TASK TO CARRY OUT >> Leaving out the pictures, retype all the material exactly.

--------------------------------

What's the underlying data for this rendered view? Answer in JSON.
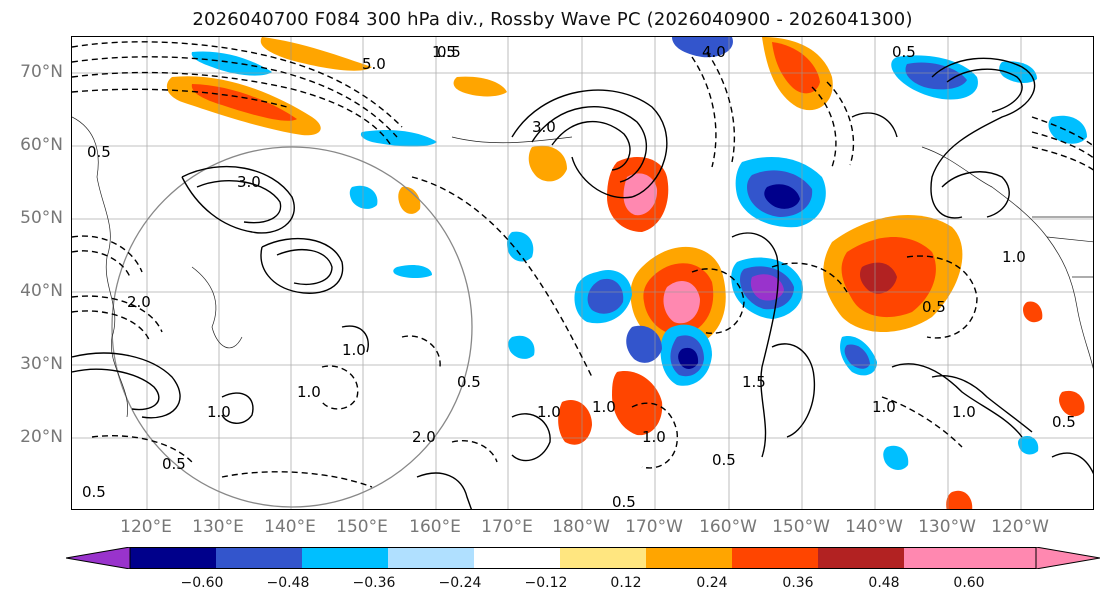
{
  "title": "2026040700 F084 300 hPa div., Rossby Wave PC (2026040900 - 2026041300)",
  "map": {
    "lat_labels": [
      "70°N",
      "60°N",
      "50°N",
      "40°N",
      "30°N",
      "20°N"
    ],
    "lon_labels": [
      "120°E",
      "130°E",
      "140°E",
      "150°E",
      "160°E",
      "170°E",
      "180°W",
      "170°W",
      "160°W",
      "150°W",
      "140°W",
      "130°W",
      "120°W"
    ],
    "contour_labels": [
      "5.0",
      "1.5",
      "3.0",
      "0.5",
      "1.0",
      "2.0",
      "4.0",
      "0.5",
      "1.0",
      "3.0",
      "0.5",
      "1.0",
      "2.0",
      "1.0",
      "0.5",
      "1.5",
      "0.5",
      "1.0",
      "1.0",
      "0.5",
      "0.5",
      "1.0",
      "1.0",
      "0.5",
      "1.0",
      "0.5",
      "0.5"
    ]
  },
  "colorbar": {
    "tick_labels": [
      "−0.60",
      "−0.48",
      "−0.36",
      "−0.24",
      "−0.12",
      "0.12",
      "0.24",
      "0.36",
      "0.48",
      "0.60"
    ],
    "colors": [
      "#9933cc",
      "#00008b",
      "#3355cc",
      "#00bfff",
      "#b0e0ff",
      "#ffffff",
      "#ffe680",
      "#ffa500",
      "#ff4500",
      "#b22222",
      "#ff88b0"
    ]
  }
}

--------------------------------

SOLUTION FOR THIS TASK >>
What's the underlying data for this rendered view? Answer in JSON.
{
  "title": "2026040700 F084 300 hPa div., Rossby Wave PC (2026040900 - 2026041300)",
  "map": {
    "lat_labels": [
      "70°N",
      "60°N",
      "50°N",
      "40°N",
      "30°N",
      "20°N"
    ],
    "lon_labels": [
      "120°E",
      "130°E",
      "140°E",
      "150°E",
      "160°E",
      "170°E",
      "180°W",
      "170°W",
      "160°W",
      "150°W",
      "140°W",
      "130°W",
      "120°W"
    ],
    "contour_labels": [
      "5.0",
      "1.5",
      "3.0",
      "0.5",
      "1.0",
      "2.0",
      "4.0",
      "0.5",
      "1.0",
      "3.0",
      "0.5",
      "1.0",
      "2.0",
      "1.0",
      "0.5",
      "1.5",
      "0.5",
      "1.0",
      "1.0",
      "0.5",
      "0.5",
      "1.0",
      "1.0",
      "0.5",
      "1.0",
      "0.5",
      "0.5"
    ]
  },
  "colorbar": {
    "tick_labels": [
      "−0.60",
      "−0.48",
      "−0.36",
      "−0.24",
      "−0.12",
      "0.12",
      "0.24",
      "0.36",
      "0.48",
      "0.60"
    ],
    "colors": [
      "#9933cc",
      "#00008b",
      "#3355cc",
      "#00bfff",
      "#b0e0ff",
      "#ffffff",
      "#ffe680",
      "#ffa500",
      "#ff4500",
      "#b22222",
      "#ff88b0"
    ]
  }
}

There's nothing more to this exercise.